DIRECTIVE: Please list every line of the material below that contains the string "second", copying each such line in full. Matches must have the same capitalization.

DATA FOR THIS TASK:
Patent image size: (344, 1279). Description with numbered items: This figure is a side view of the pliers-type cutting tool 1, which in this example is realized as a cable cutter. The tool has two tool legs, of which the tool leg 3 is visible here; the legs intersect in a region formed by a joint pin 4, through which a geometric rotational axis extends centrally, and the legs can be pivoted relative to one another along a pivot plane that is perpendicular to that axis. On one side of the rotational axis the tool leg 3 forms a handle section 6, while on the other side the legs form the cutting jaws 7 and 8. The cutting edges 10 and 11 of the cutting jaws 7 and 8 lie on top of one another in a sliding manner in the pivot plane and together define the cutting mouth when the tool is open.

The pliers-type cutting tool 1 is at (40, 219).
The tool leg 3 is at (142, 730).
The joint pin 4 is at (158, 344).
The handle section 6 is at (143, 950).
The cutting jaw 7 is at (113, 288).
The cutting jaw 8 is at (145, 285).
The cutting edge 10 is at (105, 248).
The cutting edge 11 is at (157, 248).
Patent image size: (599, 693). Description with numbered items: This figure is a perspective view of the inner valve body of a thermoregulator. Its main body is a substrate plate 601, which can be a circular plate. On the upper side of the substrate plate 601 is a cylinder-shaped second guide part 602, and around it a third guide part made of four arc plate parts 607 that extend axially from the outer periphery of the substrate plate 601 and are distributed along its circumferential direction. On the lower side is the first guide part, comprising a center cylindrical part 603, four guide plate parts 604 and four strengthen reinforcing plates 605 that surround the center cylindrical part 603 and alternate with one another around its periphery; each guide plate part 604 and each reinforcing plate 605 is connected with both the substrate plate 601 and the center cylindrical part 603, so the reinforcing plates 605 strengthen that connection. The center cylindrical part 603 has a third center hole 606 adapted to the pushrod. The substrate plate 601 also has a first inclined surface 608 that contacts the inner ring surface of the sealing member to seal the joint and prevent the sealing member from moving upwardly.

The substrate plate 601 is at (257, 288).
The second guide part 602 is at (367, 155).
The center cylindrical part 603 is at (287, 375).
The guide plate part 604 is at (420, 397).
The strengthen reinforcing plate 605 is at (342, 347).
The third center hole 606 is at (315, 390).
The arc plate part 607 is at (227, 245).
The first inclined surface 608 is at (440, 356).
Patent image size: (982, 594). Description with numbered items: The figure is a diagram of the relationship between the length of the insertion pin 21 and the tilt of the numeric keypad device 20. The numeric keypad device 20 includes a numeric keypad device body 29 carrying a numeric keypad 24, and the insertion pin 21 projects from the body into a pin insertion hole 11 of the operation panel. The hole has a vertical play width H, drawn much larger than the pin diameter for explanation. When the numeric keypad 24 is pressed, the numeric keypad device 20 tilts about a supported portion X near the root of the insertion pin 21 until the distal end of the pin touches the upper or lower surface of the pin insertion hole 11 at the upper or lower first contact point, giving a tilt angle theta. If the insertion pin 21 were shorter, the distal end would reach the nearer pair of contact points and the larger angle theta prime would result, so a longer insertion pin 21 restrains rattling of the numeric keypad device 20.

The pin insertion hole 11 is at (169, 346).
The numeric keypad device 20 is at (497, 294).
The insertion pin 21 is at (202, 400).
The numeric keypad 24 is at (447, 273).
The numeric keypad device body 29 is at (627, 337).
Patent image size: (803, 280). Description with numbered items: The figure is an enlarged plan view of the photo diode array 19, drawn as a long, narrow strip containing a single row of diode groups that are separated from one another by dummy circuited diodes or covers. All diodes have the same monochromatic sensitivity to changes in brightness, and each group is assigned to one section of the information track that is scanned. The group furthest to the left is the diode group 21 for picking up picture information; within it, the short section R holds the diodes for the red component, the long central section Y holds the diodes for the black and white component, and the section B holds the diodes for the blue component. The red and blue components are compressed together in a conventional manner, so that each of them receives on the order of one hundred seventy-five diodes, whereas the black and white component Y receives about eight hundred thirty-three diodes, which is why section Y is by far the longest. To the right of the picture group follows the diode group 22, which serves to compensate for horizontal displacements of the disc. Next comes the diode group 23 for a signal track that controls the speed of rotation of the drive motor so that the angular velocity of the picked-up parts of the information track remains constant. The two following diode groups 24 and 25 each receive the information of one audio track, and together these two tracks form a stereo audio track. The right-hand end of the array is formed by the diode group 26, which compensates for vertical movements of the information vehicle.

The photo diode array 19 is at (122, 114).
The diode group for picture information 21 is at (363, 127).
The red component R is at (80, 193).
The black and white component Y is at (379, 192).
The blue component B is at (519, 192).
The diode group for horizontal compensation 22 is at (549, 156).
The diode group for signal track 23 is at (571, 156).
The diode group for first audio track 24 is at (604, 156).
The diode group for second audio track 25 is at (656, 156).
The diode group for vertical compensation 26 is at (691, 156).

TASK RESULT:
Patent image size: (599, 693). Description with numbered items: This figure is a perspective view of the inner valve body of a thermoregulator. Its main body is a substrate plate 601, which can be a circular plate. On the upper side of the substrate plate 601 is a cylinder-shaped second guide part 602, and around it a third guide part made of four arc plate parts 607 that extend axially from the outer periphery of the substrate plate 601 and are distributed along its circumferential direction. On the lower side is the first guide part, comprising a center cylindrical part 603, four guide plate parts 604 and four strengthen reinforcing plates 605 that surround the center cylindrical part 603 and alternate with one another around its periphery; each guide plate part 604 and each reinforcing plate 605 is connected with both the substrate plate 601 and the center cylindrical part 603, so the reinforcing plates 605 strengthen that connection. The center cylindrical part 603 has a third center hole 606 adapted to the pushrod. The substrate plate 601 also has a first inclined surface 608 that contacts the inner ring surface of the sealing member to seal the joint and prevent the sealing member from moving upwardly.
The second guide part 602 is at (367, 155).
The diode group for second audio track 25 is at (656, 156).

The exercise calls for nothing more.